> **OBJECTIVE**: Show all lines that include the string "Задание"; copy each one.

> **Saved entries**:

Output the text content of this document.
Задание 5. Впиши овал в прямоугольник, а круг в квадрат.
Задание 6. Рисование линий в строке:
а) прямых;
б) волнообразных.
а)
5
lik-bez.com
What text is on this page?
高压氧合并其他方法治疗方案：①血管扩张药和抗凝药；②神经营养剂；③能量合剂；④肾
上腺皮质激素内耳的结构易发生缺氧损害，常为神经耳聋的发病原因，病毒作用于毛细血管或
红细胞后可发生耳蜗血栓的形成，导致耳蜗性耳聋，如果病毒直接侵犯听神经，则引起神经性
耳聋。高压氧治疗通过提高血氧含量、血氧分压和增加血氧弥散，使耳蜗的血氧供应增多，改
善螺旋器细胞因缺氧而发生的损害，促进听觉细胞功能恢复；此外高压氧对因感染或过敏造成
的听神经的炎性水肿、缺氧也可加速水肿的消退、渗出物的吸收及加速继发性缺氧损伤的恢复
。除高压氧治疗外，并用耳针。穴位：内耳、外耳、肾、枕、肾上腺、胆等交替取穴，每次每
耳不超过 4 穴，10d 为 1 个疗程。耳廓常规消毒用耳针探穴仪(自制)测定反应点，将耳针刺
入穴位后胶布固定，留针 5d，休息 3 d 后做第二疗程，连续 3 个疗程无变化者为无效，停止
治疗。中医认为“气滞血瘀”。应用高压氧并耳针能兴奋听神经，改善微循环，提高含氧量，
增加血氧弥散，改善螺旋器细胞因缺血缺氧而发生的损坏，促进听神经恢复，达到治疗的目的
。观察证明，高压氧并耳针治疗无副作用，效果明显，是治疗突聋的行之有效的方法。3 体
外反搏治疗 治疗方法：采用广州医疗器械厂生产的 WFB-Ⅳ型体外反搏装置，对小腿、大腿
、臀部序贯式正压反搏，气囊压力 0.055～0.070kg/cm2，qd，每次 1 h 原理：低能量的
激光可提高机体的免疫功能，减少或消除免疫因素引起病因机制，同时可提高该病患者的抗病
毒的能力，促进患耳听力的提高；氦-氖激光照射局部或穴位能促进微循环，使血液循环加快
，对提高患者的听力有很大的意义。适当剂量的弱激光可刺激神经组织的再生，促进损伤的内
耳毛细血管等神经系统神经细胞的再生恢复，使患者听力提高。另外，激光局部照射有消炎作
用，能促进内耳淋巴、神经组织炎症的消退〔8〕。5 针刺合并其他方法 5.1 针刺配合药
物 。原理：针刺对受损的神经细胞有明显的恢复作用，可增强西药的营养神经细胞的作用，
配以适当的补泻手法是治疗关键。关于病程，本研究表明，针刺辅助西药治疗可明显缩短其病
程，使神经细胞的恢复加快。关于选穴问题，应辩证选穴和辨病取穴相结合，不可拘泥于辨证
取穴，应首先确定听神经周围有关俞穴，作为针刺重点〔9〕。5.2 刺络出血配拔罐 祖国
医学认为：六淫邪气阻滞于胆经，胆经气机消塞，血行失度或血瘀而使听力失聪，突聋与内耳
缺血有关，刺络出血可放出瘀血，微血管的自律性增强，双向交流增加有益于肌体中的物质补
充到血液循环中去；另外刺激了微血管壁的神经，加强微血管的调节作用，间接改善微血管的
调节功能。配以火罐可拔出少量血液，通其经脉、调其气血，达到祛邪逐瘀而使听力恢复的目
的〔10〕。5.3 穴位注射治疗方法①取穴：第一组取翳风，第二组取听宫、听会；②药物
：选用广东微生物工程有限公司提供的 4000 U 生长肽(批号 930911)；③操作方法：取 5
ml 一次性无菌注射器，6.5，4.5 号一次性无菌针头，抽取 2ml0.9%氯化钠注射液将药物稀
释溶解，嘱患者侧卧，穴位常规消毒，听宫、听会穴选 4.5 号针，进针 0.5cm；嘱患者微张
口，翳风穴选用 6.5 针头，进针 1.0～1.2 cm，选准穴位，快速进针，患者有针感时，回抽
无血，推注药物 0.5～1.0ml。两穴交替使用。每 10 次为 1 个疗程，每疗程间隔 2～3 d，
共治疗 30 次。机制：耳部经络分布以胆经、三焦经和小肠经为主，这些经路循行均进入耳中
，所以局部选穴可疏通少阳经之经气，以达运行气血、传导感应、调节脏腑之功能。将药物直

> **SOLUTION**:
Задание 5. Впиши овал в прямоугольник, а круг в квадрат.
Задание 6. Рисование линий в строке:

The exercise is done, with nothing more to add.